<<<<

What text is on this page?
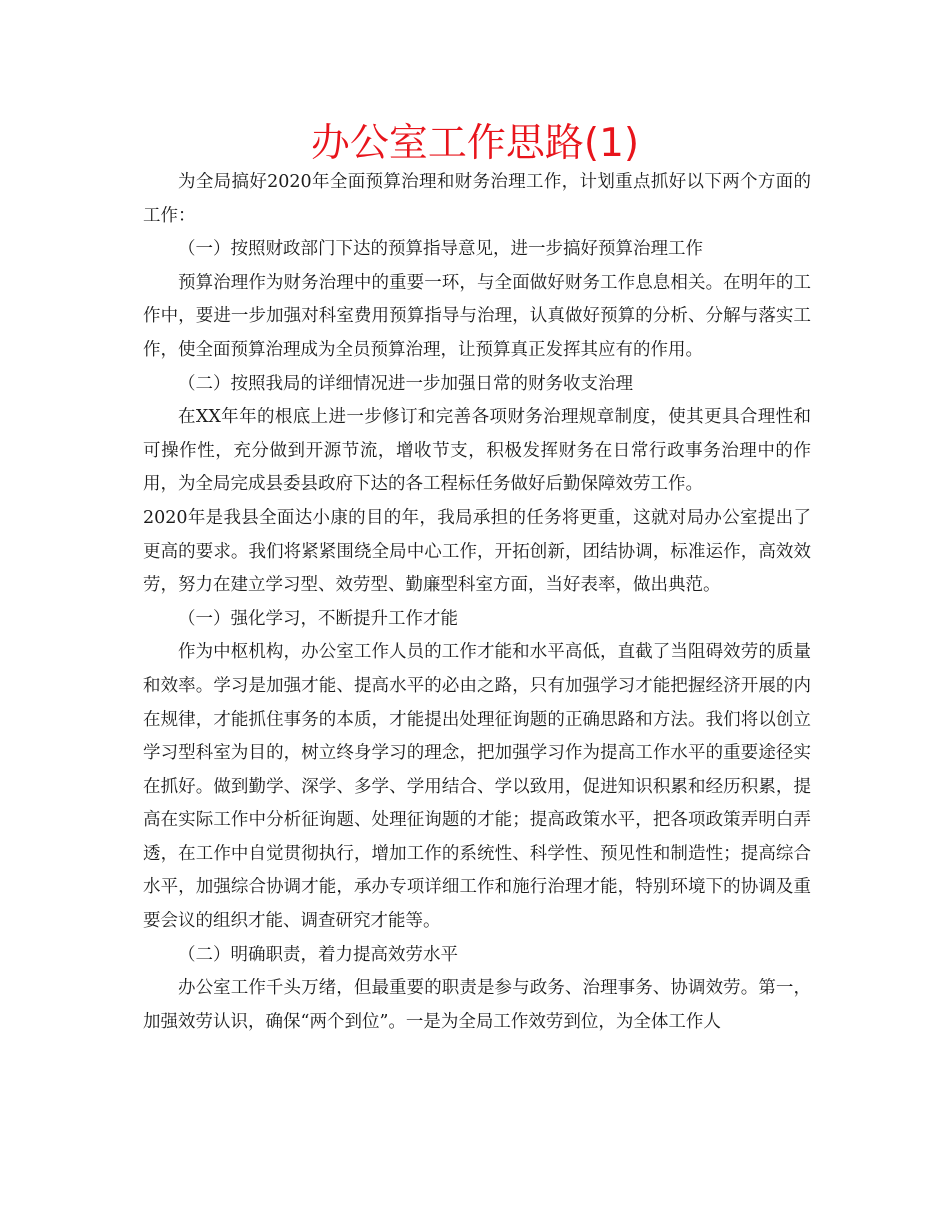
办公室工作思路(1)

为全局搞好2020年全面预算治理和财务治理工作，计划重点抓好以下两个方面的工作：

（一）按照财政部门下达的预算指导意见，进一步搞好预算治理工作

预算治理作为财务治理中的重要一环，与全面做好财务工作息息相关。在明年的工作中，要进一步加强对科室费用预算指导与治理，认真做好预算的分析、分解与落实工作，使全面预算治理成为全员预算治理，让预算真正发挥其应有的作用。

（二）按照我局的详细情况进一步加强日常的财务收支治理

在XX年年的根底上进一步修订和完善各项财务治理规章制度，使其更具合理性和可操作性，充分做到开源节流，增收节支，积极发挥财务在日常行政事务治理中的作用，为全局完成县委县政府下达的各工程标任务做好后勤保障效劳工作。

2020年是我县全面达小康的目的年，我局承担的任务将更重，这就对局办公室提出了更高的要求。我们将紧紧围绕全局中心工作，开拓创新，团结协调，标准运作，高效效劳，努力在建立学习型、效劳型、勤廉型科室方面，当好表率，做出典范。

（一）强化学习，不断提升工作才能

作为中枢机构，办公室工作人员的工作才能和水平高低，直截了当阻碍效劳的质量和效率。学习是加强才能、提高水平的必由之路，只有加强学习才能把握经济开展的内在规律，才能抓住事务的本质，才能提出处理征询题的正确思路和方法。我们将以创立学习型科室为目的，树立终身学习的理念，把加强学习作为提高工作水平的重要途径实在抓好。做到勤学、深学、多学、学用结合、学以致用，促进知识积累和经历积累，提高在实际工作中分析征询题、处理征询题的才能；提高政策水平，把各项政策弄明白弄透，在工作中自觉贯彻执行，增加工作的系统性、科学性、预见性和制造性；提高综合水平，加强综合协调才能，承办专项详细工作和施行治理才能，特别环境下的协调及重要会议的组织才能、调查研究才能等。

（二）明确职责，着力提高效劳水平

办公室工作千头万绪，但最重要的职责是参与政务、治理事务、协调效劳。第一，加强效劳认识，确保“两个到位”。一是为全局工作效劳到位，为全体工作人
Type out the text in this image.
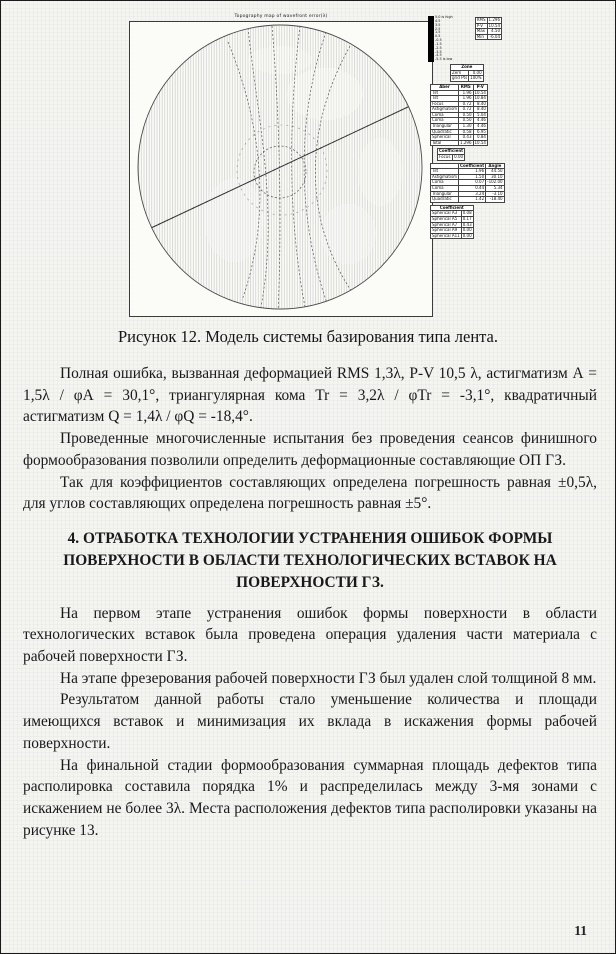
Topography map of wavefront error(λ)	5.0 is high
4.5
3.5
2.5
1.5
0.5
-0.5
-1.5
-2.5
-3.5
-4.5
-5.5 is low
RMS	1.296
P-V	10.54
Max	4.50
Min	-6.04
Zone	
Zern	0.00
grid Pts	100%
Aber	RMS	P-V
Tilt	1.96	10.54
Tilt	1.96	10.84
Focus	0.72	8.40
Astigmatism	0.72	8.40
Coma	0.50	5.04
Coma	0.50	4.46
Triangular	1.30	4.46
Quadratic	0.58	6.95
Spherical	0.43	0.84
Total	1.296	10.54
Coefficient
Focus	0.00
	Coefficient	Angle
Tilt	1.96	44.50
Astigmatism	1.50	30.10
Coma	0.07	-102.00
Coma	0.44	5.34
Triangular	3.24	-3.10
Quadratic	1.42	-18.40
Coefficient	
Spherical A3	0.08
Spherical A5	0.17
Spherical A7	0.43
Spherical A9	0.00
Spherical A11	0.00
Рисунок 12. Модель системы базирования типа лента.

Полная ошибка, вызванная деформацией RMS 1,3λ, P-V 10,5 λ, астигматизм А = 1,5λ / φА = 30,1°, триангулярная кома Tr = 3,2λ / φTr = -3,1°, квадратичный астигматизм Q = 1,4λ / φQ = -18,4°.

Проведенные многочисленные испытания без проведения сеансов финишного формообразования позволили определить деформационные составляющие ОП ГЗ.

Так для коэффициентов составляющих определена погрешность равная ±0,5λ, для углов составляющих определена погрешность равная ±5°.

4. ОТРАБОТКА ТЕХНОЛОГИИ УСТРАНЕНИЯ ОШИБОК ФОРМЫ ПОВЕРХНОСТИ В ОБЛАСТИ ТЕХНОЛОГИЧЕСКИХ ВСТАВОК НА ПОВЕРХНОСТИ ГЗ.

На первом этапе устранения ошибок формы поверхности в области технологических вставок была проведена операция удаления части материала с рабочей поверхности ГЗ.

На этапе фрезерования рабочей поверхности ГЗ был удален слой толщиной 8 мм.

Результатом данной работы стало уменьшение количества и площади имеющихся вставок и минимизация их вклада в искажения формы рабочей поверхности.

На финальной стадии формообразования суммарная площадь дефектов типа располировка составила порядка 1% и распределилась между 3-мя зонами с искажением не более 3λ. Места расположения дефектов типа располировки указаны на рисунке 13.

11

>>>>

**PROBLEM TO SOLVE**
Retype the whole listing exactly and leave the pictures out.

**EXPECTED ANSWER**
What text is on this page?
办公室工作思路(1)

为全局搞好2020年全面预算治理和财务治理工作，计划重点抓好以下两个方面的工作：

（一）按照财政部门下达的预算指导意见，进一步搞好预算治理工作

预算治理作为财务治理中的重要一环，与全面做好财务工作息息相关。在明年的工作中，要进一步加强对科室费用预算指导与治理，认真做好预算的分析、分解与落实工作，使全面预算治理成为全员预算治理，让预算真正发挥其应有的作用。

（二）按照我局的详细情况进一步加强日常的财务收支治理

在XX年年的根底上进一步修订和完善各项财务治理规章制度，使其更具合理性和可操作性，充分做到开源节流，增收节支，积极发挥财务在日常行政事务治理中的作用，为全局完成县委县政府下达的各工程标任务做好后勤保障效劳工作。

2020年是我县全面达小康的目的年，我局承担的任务将更重，这就对局办公室提出了更高的要求。我们将紧紧围绕全局中心工作，开拓创新，团结协调，标准运作，高效效劳，努力在建立学习型、效劳型、勤廉型科室方面，当好表率，做出典范。

（一）强化学习，不断提升工作才能

作为中枢机构，办公室工作人员的工作才能和水平高低，直截了当阻碍效劳的质量和效率。学习是加强才能、提高水平的必由之路，只有加强学习才能把握经济开展的内在规律，才能抓住事务的本质，才能提出处理征询题的正确思路和方法。我们将以创立学习型科室为目的，树立终身学习的理念，把加强学习作为提高工作水平的重要途径实在抓好。做到勤学、深学、多学、学用结合、学以致用，促进知识积累和经历积累，提高在实际工作中分析征询题、处理征询题的才能；提高政策水平，把各项政策弄明白弄透，在工作中自觉贯彻执行，增加工作的系统性、科学性、预见性和制造性；提高综合水平，加强综合协调才能，承办专项详细工作和施行治理才能，特别环境下的协调及重要会议的组织才能、调查研究才能等。

（二）明确职责，着力提高效劳水平

办公室工作千头万绪，但最重要的职责是参与政务、治理事务、协调效劳。第一，加强效劳认识，确保“两个到位”。一是为全局工作效劳到位，为全体工作人
Type out the text in this image.
Topography map of wavefront error(λ)	5.0 is high
4.5
3.5
2.5
1.5
0.5
-0.5
-1.5
-2.5
-3.5
-4.5
-5.5 is low
RMS	1.296
P-V	10.54
Max	4.50
Min	-6.04
Zone	
Zern	0.00
grid Pts	100%
Aber	RMS	P-V
Tilt	1.96	10.54
Tilt	1.96	10.84
Focus	0.72	8.40
Astigmatism	0.72	8.40
Coma	0.50	5.04
Coma	0.50	4.46
Triangular	1.30	4.46
Quadratic	0.58	6.95
Spherical	0.43	0.84
Total	1.296	10.54
Coefficient
Focus	0.00
	Coefficient	Angle
Tilt	1.96	44.50
Astigmatism	1.50	30.10
Coma	0.07	-102.00
Coma	0.44	5.34
Triangular	3.24	-3.10
Quadratic	1.42	-18.40
Coefficient	
Spherical A3	0.08
Spherical A5	0.17
Spherical A7	0.43
Spherical A9	0.00
Spherical A11	0.00
Рисунок 12. Модель системы базирования типа лента.

Полная ошибка, вызванная деформацией RMS 1,3λ, P-V 10,5 λ, астигматизм А = 1,5λ / φА = 30,1°, триангулярная кома Tr = 3,2λ / φTr = -3,1°, квадратичный астигматизм Q = 1,4λ / φQ = -18,4°.

Проведенные многочисленные испытания без проведения сеансов финишного формообразования позволили определить деформационные составляющие ОП ГЗ.

Так для коэффициентов составляющих определена погрешность равная ±0,5λ, для углов составляющих определена погрешность равная ±5°.

4. ОТРАБОТКА ТЕХНОЛОГИИ УСТРАНЕНИЯ ОШИБОК ФОРМЫ ПОВЕРХНОСТИ В ОБЛАСТИ ТЕХНОЛОГИЧЕСКИХ ВСТАВОК НА ПОВЕРХНОСТИ ГЗ.

На первом этапе устранения ошибок формы поверхности в области технологических вставок была проведена операция удаления части материала с рабочей поверхности ГЗ.

На этапе фрезерования рабочей поверхности ГЗ был удален слой толщиной 8 мм.

Результатом данной работы стало уменьшение количества и площади имеющихся вставок и минимизация их вклада в искажения формы рабочей поверхности.

На финальной стадии формообразования суммарная площадь дефектов типа располировка составила порядка 1% и распределилась между 3-мя зонами с искажением не более 3λ. Места расположения дефектов типа располировки указаны на рисунке 13.

11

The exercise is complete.